# [THE EXERCISE]
List every row below that contains the string "downloads", copying each one in full.

═════ DATASET EXTRACT

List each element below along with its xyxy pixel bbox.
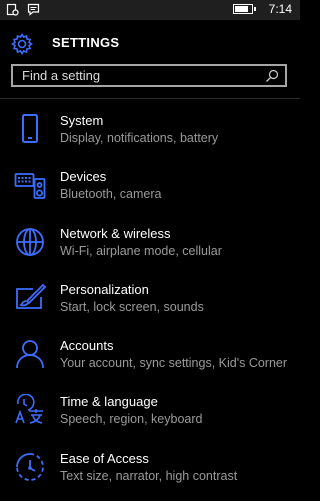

══════════
═════ DATASET EXTRACT

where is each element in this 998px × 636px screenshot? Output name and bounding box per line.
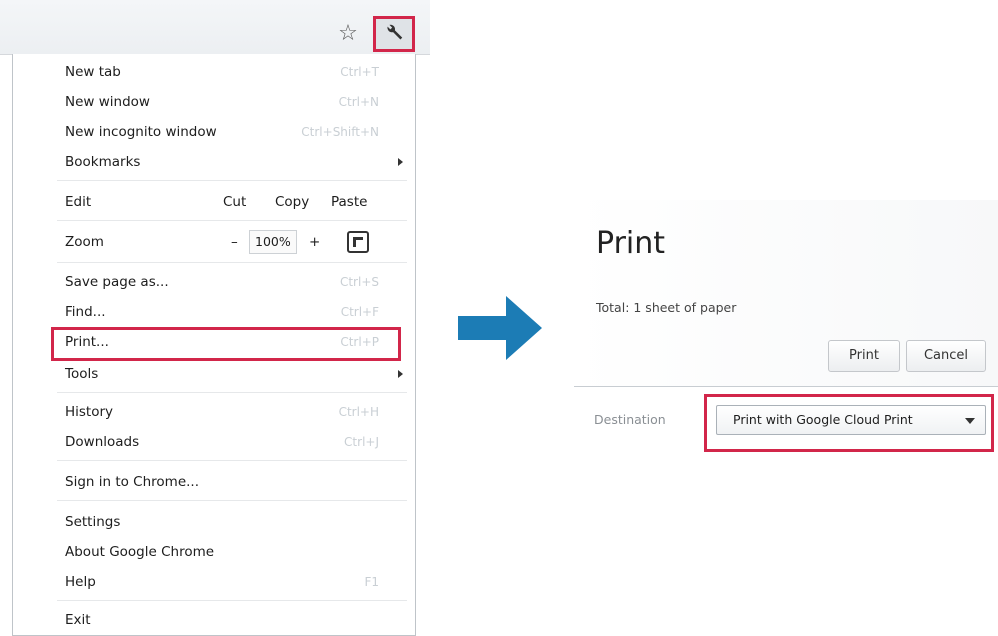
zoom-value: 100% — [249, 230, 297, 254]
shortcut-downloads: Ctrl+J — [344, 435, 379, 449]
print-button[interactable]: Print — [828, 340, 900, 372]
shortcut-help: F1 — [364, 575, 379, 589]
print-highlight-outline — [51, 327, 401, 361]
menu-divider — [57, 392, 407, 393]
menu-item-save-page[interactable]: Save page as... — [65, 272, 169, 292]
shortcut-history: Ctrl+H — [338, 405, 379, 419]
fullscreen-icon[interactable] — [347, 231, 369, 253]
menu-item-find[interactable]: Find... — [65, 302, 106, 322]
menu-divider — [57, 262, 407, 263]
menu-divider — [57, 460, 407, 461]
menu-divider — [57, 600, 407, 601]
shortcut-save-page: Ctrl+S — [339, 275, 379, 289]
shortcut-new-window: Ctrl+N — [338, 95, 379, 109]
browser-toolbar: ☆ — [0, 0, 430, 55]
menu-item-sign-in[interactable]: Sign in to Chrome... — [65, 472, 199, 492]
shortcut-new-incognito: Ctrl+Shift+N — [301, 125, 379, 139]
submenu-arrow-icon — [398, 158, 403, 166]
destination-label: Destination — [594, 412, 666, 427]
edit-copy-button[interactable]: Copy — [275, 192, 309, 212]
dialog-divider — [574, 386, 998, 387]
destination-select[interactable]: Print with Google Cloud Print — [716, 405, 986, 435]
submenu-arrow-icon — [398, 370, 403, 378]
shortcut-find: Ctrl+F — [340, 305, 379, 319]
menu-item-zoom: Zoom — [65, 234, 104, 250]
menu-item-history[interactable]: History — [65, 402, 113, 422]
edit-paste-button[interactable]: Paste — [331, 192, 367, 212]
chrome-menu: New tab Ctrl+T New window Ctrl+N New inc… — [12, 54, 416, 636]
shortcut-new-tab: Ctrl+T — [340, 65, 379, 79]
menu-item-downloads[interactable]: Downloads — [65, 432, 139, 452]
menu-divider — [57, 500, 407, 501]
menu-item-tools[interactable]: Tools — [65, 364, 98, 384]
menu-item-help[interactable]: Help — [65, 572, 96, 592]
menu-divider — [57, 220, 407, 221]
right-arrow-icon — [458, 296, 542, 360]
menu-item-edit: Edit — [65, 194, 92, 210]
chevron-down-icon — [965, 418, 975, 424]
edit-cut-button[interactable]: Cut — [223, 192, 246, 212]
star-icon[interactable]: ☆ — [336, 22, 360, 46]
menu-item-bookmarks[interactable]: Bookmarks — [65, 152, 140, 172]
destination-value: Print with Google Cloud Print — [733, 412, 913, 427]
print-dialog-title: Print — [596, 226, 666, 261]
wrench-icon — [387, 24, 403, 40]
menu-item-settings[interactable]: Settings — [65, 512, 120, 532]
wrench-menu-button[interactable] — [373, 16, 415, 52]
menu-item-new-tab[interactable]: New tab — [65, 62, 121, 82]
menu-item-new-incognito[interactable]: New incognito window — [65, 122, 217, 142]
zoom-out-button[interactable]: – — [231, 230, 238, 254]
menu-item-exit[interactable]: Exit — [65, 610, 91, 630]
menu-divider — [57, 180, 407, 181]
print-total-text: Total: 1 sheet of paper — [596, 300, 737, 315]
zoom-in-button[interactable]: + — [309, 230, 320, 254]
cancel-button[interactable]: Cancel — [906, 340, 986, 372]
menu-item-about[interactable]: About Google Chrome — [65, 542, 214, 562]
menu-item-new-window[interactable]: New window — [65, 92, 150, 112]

══════════

# [SOLUTION TO THIS PROBLEM]
shortcut-downloads: Ctrl+J — [344, 435, 379, 449]
menu-item-downloads[interactable]: Downloads — [65, 432, 139, 452]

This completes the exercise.